Records from a data source:
◆ ◆ ◆ ◆ ◆ ◆ ◆

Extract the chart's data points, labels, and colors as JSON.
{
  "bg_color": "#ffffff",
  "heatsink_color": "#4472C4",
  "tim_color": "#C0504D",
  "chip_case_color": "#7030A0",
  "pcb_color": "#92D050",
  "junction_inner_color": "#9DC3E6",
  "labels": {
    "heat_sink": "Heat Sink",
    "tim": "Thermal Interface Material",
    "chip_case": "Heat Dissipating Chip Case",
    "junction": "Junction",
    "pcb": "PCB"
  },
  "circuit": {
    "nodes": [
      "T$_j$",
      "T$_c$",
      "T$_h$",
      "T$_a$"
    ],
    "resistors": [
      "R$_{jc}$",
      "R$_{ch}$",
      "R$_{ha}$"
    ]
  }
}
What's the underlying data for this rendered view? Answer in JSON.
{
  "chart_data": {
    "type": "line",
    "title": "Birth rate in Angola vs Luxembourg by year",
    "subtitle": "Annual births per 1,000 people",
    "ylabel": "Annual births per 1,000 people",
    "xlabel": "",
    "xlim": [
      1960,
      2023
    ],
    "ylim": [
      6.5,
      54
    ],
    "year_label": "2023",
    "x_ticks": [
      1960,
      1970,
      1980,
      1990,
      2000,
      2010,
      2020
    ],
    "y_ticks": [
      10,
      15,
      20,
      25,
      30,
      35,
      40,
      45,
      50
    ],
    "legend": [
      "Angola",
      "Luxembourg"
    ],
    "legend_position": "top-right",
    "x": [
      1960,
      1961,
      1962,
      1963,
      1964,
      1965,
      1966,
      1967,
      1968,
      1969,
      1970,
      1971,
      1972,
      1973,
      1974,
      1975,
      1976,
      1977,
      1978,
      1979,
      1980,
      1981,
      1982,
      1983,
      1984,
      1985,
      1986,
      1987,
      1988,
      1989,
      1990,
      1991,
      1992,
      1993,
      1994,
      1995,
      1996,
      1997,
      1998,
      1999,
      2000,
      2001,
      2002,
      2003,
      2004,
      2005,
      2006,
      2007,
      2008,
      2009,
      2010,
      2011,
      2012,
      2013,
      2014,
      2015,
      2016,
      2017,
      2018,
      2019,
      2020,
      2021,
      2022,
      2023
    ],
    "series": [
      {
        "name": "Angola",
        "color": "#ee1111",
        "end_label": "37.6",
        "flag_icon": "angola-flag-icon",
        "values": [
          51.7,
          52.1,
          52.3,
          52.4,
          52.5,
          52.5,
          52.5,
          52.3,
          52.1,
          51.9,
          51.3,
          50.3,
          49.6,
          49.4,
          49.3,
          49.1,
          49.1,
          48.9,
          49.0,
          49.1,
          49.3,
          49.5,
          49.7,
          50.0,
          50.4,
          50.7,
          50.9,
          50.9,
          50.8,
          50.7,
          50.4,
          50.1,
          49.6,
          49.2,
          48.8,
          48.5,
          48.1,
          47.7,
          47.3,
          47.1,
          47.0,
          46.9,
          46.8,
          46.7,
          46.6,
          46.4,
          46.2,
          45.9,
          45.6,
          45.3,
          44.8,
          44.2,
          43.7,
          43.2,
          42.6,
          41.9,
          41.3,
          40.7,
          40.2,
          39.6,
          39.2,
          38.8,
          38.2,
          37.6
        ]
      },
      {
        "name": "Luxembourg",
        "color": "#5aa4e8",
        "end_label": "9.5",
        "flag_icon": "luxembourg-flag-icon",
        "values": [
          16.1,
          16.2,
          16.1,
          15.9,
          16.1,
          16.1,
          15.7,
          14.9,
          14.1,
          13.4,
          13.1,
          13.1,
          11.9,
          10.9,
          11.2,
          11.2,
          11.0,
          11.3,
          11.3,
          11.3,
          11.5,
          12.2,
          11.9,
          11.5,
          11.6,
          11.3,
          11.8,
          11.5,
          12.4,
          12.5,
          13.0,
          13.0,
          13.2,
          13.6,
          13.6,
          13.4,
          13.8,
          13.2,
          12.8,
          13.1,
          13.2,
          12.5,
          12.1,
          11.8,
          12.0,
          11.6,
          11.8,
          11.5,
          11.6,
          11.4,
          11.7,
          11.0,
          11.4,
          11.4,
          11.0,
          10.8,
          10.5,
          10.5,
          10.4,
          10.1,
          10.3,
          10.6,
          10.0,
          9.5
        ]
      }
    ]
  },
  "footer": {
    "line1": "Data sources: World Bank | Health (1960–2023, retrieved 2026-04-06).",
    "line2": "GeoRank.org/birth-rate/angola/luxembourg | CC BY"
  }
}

◆ ◆ ◆ ◆ ◆ ◆ ◆

TASK TO CARRY OUT:
Select all lines in the listing above where the word "icon" appears, and show them.

RESPONSE:
        "flag_icon": "angola-flag-icon",
        "flag_icon": "luxembourg-flag-icon",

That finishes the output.